------ Material supplied ------

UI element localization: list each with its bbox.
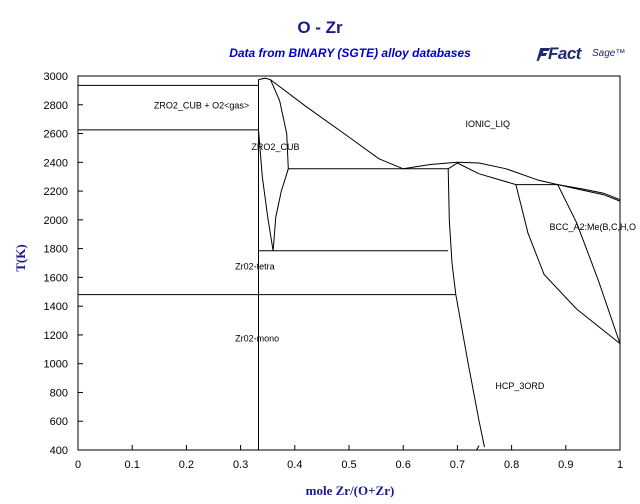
x-tick-label: 0.5 [341,459,356,471]
y-axis-label: T(K) [13,244,28,272]
y-tick-label: 1800 [44,244,68,256]
phase-label: ZRO2_CUB [251,142,299,152]
y-tick-label: 600 [50,416,68,428]
phase-label: ZRO2_CUB + O2<gas> [154,100,249,110]
axis-ticks: 0 0.1 0.2 0.3 0.4 0.5 0.6 0.7 0.8 0.9 140060080010… [44,71,624,471]
x-tick-label: 0.8 [504,459,519,471]
boundary-liquidus-oxide [270,79,404,170]
x-tick-label: 0.4 [287,459,302,471]
boundary-bcc-lower-solvus [557,184,621,344]
x-axis-label: mole Zr/(O+Zr) [305,483,395,498]
y-tick-label: 1000 [44,359,68,371]
y-tick-label: 400 [50,445,68,457]
chart-title: O - Zr [297,18,343,37]
phase-label: HCP_3ORD [495,381,545,391]
boundary-tetra-boundary [272,168,289,251]
factsage-logo: Fact Sage™ [536,42,626,70]
boundary-cub-left-boundary [258,129,274,251]
y-tick-label: 2400 [44,157,68,169]
y-tick-label: 1600 [44,272,68,284]
boundary-liquidus-hcp [447,162,517,186]
boundary-solidus-hcp [447,168,485,448]
x-tick-label: 0.6 [396,459,411,471]
boundary-cub-right-boundary [269,79,289,169]
x-tick-label: 0.2 [179,459,194,471]
logo-text-fact: Fact [548,44,581,63]
phase-label: BCC_A2:Me(B,C,H,O [550,222,637,232]
x-tick-label: 0.3 [233,459,248,471]
phase-boundaries [78,77,621,451]
y-tick-label: 1400 [44,301,68,313]
y-tick-label: 1200 [44,330,68,342]
y-tick-label: 3000 [44,71,68,83]
y-tick-label: 2200 [44,186,68,198]
boundary-hcp-lower-tail [475,445,480,451]
phase-labels: ZRO2_CUB + O2<gas> ZRO2_CUB IONIC_LIQ BCC_A… [154,100,636,391]
x-tick-label: 1 [617,459,623,471]
boundary-bcc-upper [557,184,621,201]
y-tick-label: 2800 [44,100,68,112]
phase-label: Zr02-mono [235,333,279,343]
y-tick-label: 800 [50,387,68,399]
x-tick-label: 0.1 [125,459,140,471]
factsage-logo-mark-icon [536,48,551,61]
y-tick-label: 2000 [44,215,68,227]
phase-label: Zr02-tetra [235,261,275,271]
boundary-liquid-hump [403,161,621,202]
phase-label: IONIC_LIQ [466,119,511,129]
x-tick-label: 0.7 [450,459,465,471]
y-tick-label: 2600 [44,129,68,141]
boundary-cub-top-cap [258,77,271,81]
boundary-hcp-bcc-solvus [515,184,621,344]
x-tick-label: 0.9 [558,459,573,471]
x-tick-label: 0 [75,459,81,471]
logo-text-sage: Sage™ [592,48,626,59]
chart-subtitle: Data from BINARY (SGTE) alloy databases [229,46,471,60]
plot-frame [77,75,621,451]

------

- **Task brief**:
Print the lines starting at the one that contains "x-tick-label: 0.5 [341,459,356,471]" and ending at the one that contains "x-tick-label: 0.8 [504,459,519,471]", both included, with each line unchanged.

- **Worked solution**:
x-tick-label: 0.5 [341,459,356,471]
y-axis-label: T(K) [13,244,28,272]
y-tick-label: 1800 [44,244,68,256]
phase-label: ZRO2_CUB [251,142,299,152]
y-tick-label: 600 [50,416,68,428]
phase-label: ZRO2_CUB + O2<gas> [154,100,249,110]
axis-ticks: 0 0.1 0.2 0.3 0.4 0.5 0.6 0.7 0.8 0.9 140060080010… [44,71,624,471]
x-tick-label: 0.8 [504,459,519,471]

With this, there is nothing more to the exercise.